» **Problem to solve**: Where a line contains the word "推进项目治理体系与治理能力现代化建设", copy that line in full.

» **The records**:

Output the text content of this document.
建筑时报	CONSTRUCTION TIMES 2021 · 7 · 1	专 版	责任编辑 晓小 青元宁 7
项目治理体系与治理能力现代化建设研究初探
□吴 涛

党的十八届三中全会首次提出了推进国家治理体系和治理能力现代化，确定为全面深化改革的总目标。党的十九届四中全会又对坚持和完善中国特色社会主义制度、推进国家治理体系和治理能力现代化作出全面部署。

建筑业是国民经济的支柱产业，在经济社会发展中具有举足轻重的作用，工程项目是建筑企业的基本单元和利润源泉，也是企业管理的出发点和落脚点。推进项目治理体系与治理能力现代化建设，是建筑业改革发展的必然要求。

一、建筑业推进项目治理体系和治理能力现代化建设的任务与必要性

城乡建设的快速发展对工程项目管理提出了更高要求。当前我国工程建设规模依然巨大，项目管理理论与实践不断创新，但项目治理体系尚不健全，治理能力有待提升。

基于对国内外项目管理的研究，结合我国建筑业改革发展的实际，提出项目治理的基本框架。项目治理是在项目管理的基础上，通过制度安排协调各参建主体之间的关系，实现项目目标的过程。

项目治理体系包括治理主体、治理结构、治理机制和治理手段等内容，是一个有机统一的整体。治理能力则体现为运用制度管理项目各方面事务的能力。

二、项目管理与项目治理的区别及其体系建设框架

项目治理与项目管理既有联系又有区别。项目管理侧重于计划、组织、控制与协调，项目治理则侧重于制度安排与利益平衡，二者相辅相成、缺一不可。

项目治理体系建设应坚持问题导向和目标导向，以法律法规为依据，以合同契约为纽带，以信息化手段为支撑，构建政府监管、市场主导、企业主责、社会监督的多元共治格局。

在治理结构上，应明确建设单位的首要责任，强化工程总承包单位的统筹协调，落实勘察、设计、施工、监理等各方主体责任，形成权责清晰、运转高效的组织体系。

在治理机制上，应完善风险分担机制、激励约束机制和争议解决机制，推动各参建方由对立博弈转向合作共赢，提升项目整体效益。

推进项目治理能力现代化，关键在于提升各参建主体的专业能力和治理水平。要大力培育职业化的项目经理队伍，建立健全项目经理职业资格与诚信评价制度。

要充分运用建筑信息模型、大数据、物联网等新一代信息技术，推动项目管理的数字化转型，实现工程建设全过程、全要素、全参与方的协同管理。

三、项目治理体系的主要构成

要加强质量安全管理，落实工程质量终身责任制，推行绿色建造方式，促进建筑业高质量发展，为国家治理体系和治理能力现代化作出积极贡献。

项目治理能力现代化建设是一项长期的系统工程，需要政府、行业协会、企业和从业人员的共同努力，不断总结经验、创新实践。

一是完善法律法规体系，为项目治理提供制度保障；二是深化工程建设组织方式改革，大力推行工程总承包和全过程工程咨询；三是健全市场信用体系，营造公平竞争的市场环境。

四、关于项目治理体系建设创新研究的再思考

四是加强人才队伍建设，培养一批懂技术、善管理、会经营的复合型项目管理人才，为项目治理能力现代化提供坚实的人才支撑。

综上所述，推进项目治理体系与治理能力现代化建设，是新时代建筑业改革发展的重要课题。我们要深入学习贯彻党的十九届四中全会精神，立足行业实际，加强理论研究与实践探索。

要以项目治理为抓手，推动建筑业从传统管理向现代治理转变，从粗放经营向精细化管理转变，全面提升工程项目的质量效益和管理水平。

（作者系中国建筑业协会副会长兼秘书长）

» **Final result**:
建筑业是国民经济的支柱产业，在经济社会发展中具有举足轻重的作用，工程项目是建筑企业的基本单元和利润源泉，也是企业管理的出发点和落脚点。推进项目治理体系与治理能力现代化建设，是建筑业改革发展的必然要求。
综上所述，推进项目治理体系与治理能力现代化建设，是新时代建筑业改革发展的重要课题。我们要深入学习贯彻党的十九届四中全会精神，立足行业实际，加强理论研究与实践探索。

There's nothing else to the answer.